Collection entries
[BEGIN]
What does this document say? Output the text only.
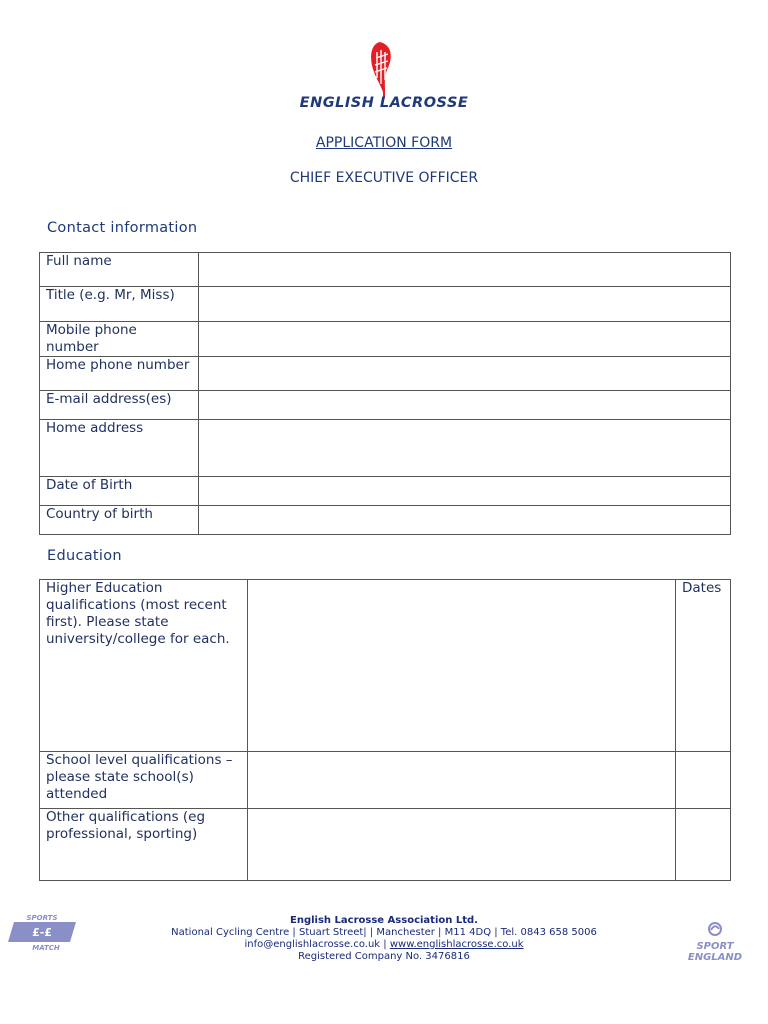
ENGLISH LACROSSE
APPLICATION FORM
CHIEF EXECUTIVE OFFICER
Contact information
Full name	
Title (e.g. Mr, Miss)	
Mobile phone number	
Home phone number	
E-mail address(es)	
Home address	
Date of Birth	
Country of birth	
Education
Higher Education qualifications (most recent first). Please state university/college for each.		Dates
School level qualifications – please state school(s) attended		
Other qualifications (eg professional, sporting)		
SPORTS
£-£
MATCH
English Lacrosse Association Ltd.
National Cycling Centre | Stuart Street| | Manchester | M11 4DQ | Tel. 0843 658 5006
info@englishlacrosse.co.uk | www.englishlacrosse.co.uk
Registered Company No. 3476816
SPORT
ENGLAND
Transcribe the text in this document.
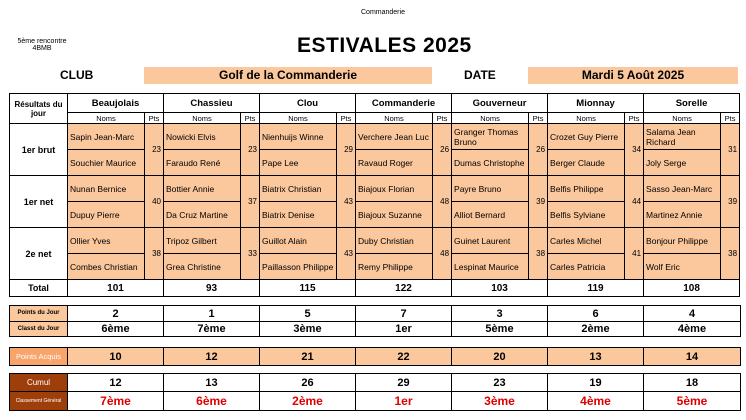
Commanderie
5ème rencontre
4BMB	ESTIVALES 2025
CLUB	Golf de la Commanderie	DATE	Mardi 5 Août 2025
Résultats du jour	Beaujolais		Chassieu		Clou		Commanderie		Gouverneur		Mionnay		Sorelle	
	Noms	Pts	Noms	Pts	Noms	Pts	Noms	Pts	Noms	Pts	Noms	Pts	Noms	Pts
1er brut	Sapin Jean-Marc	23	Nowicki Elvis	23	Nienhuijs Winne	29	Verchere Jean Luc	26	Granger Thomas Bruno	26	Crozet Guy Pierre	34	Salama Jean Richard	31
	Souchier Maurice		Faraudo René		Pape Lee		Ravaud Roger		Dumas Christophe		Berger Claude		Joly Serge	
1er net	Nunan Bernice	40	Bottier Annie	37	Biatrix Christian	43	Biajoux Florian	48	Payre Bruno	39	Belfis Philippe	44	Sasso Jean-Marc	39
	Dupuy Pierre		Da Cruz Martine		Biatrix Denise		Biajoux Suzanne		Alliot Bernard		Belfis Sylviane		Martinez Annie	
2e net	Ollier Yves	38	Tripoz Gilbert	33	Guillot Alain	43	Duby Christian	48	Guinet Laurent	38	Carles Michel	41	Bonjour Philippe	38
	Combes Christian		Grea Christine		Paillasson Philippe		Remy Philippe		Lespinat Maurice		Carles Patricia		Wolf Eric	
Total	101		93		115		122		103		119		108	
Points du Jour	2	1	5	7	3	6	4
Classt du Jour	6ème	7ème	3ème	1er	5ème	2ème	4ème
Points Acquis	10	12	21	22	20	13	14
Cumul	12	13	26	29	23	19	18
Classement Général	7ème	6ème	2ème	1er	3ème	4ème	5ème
[END]
[BEGIN]
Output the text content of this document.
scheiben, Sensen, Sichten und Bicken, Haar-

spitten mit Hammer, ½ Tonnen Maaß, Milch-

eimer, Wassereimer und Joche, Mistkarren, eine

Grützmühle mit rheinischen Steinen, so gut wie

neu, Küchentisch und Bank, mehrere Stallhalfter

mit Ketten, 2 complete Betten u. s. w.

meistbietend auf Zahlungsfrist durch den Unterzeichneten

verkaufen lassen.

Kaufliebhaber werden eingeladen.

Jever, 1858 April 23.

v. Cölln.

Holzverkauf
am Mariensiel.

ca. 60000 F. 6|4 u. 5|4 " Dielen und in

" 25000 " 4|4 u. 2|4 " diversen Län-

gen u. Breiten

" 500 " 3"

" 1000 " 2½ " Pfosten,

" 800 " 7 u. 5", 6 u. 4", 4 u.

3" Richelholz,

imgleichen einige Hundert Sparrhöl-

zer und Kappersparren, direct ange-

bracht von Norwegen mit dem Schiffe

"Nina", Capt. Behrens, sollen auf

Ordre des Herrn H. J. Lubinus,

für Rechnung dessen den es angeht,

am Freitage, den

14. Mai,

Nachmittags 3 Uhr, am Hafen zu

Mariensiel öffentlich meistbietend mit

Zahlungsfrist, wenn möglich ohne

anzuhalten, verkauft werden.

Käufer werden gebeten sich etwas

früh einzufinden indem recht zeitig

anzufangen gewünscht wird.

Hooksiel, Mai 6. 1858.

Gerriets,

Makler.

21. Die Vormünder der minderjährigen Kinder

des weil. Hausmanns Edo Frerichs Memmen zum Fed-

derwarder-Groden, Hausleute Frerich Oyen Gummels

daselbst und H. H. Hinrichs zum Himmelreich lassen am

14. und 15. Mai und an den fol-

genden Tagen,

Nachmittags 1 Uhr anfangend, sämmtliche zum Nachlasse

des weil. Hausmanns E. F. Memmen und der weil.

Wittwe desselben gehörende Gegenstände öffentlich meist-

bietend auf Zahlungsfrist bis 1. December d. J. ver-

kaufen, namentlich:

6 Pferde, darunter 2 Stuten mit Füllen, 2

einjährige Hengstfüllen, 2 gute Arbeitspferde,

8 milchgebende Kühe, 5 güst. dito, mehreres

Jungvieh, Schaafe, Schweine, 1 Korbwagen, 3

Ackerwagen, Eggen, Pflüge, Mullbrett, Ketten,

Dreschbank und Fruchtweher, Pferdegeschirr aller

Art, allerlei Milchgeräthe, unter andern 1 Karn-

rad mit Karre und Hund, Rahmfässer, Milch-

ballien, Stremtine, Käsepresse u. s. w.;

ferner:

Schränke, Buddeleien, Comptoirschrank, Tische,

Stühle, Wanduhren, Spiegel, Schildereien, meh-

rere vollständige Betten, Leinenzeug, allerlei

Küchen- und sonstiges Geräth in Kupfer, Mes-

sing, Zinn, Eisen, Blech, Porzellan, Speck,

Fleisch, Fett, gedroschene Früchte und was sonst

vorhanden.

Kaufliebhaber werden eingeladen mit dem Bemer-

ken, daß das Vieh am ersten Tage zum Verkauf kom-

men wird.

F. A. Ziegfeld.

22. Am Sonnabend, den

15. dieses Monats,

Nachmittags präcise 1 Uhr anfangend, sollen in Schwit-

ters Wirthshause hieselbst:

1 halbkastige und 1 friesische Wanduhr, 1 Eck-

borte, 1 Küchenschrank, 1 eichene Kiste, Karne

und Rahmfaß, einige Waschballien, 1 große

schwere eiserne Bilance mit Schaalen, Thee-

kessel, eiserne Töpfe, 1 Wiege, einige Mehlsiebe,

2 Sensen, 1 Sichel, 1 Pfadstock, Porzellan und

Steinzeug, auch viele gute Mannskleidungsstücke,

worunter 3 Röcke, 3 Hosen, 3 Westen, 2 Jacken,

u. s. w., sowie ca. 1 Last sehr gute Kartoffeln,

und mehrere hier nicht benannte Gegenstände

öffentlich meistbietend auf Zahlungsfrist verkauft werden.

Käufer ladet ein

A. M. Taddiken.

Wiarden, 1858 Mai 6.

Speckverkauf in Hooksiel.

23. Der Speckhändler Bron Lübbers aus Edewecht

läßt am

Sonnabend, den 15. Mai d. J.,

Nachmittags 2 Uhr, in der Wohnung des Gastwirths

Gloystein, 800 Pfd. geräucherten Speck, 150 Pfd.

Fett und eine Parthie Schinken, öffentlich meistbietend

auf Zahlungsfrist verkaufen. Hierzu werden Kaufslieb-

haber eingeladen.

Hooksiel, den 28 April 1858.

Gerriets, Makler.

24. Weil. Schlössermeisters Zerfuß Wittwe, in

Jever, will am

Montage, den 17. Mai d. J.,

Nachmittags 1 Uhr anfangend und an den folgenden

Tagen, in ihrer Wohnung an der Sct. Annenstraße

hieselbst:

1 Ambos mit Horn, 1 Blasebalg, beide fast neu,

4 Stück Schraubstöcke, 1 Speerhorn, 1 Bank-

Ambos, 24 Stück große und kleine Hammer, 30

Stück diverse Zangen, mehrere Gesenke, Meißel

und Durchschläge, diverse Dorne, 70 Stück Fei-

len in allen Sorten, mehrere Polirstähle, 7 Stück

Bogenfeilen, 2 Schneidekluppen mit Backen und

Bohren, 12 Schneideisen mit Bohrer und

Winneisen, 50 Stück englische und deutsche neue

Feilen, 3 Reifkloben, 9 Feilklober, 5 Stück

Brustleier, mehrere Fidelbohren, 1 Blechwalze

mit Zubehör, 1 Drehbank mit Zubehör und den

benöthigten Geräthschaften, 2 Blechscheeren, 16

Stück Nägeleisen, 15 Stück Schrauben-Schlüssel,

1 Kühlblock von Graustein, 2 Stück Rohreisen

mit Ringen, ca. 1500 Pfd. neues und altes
[END]
_INSTRUCTION_. From the entries above, list each line with "Philippe" in it.

_COMPLETE ANSWER_.
1er net	Nunan Bernice	40	Bottier Annie	37	Biatrix Christian	43	Biajoux Florian	48	Payre Bruno	39	Belfis Philippe	44	Sasso Jean-Marc	39
2e net	Ollier Yves	38	Tripoz Gilbert	33	Guillot Alain	43	Duby Christian	48	Guinet Laurent	38	Carles Michel	41	Bonjour Philippe	38
	Combes Christian		Grea Christine		Paillasson Philippe		Remy Philippe		Lespinat Maurice		Carles Patricia		Wolf Eric	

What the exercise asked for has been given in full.